--- Start Data records ---

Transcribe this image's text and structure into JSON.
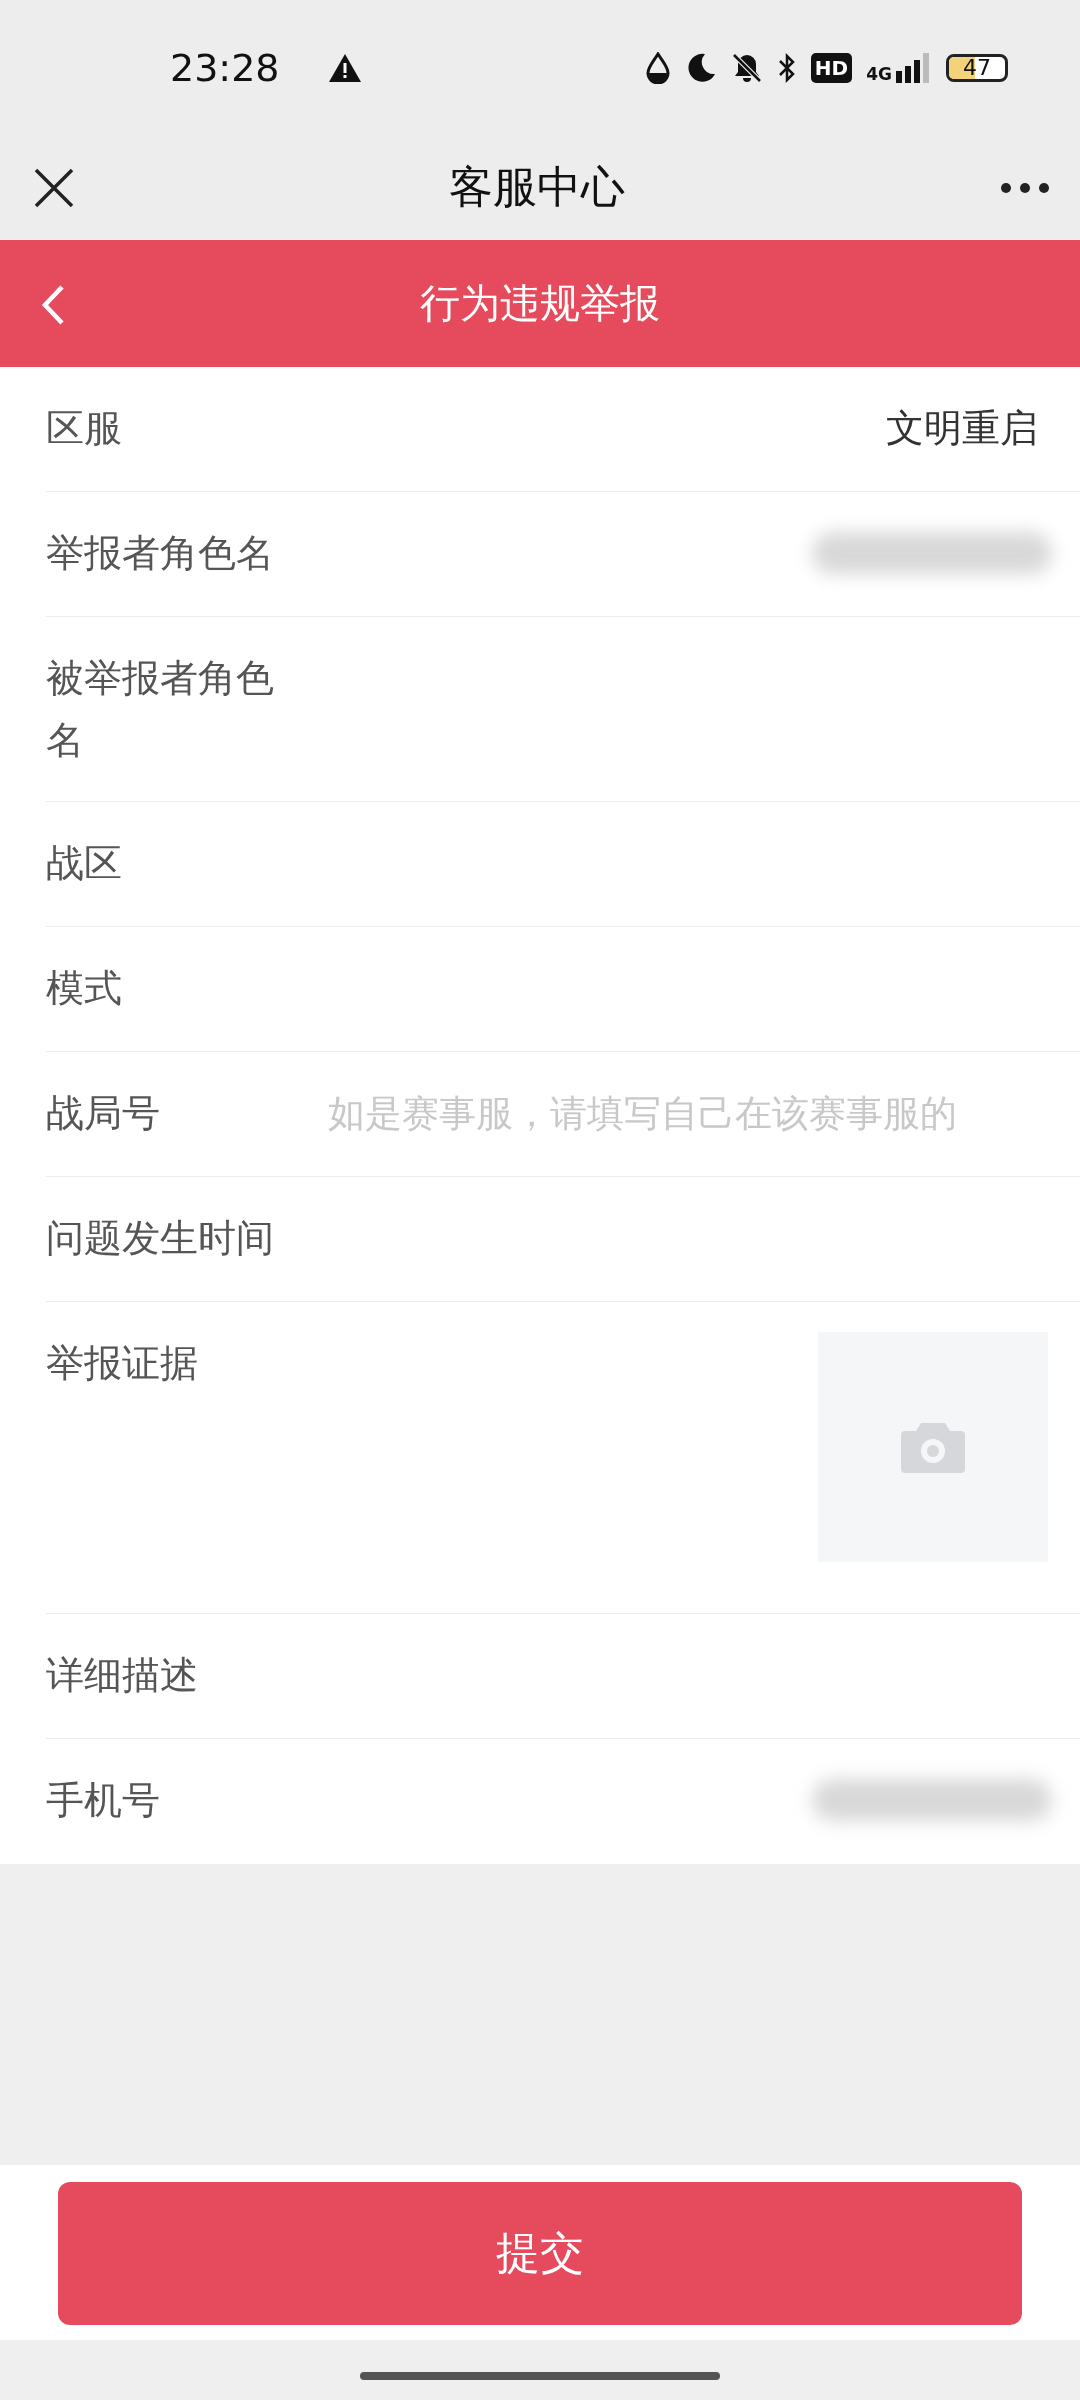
{
  "status_bar": {
    "time": "23:28",
    "hd": "HD",
    "network": "4G",
    "battery": "47"
  },
  "title_bar": {
    "title": "客服中心"
  },
  "header": {
    "title": "行为违规举报"
  },
  "fields": [
    {
      "kind": "value",
      "label": "区服",
      "value": "文明重启"
    },
    {
      "kind": "redacted",
      "label": "举报者角色名"
    },
    {
      "kind": "empty",
      "label": "被举报者角色名"
    },
    {
      "kind": "empty",
      "label": "战区"
    },
    {
      "kind": "empty",
      "label": "模式"
    },
    {
      "kind": "input",
      "label": "战局号",
      "placeholder": "如是赛事服，请填写自己在该赛事服的"
    },
    {
      "kind": "empty",
      "label": "问题发生时间"
    },
    {
      "kind": "photo",
      "label": "举报证据"
    },
    {
      "kind": "empty",
      "label": "详细描述"
    },
    {
      "kind": "redacted",
      "label": "手机号"
    }
  ],
  "submit": {
    "label": "提交"
  }
}
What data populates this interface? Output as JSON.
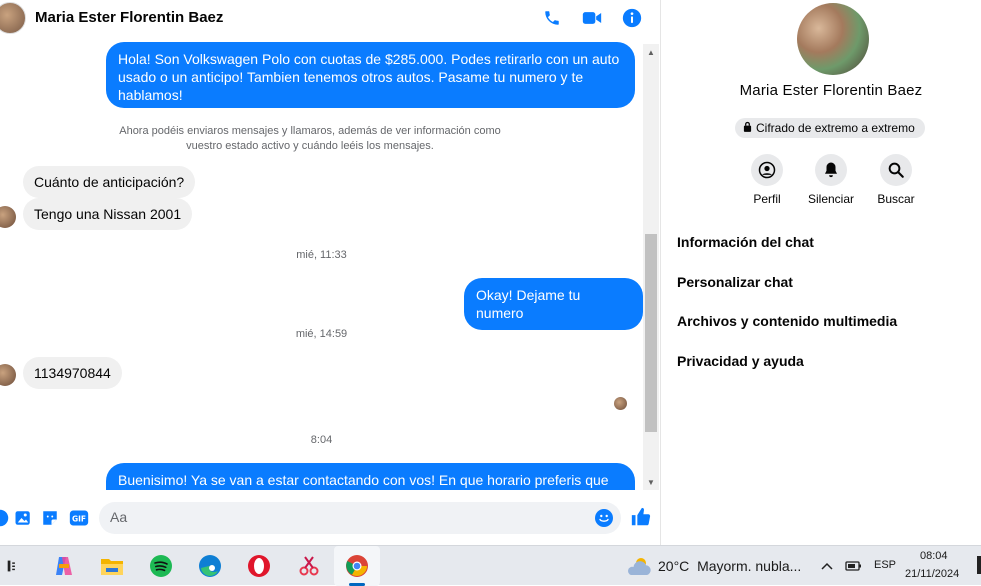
{
  "chat": {
    "contact_name": "Maria Ester Florentin Baez",
    "messages": {
      "out1": "Hola! Son Volkswagen Polo con cuotas de $285.000. Podes retirarlo con un auto usado o un anticipo! Tambien tenemos otros autos. Pasame tu numero y te hablamos!",
      "system_note": "Ahora podéis enviaros mensajes y llamaros, además de ver información como vuestro estado activo y cuándo leéis los mensajes.",
      "in1": "Cuánto de anticipación?",
      "in2": "Tengo una Nissan 2001",
      "time1": "mié, 11:33",
      "out2": "Okay! Dejame tu numero",
      "time2": "mié, 14:59",
      "in3": "1134970844",
      "time3": "8:04",
      "out3": "Buenisimo! Ya se van a estar contactando con vos! En que horario preferis que se"
    },
    "composer": {
      "placeholder": "Aa"
    }
  },
  "info_panel": {
    "name": "Maria Ester Florentin Baez",
    "e2e_badge": "Cifrado de extremo a extremo",
    "actions": [
      "Perfil",
      "Silenciar",
      "Buscar"
    ],
    "sections": [
      "Información del chat",
      "Personalizar chat",
      "Archivos y contenido multimedia",
      "Privacidad y ayuda"
    ]
  },
  "taskbar": {
    "weather_temp": "20°C",
    "weather_desc": "Mayorm. nubla...",
    "language": "ESP",
    "time": "08:04",
    "date": "21/11/2024"
  },
  "colors": {
    "accent": "#0a7cff",
    "bubble_in": "#f0f0f0"
  }
}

--- End Data records ---

Gather and copy every line of the data in which the string "chat" is found.

  "chat": {
      "Información del chat",
      "Personalizar chat",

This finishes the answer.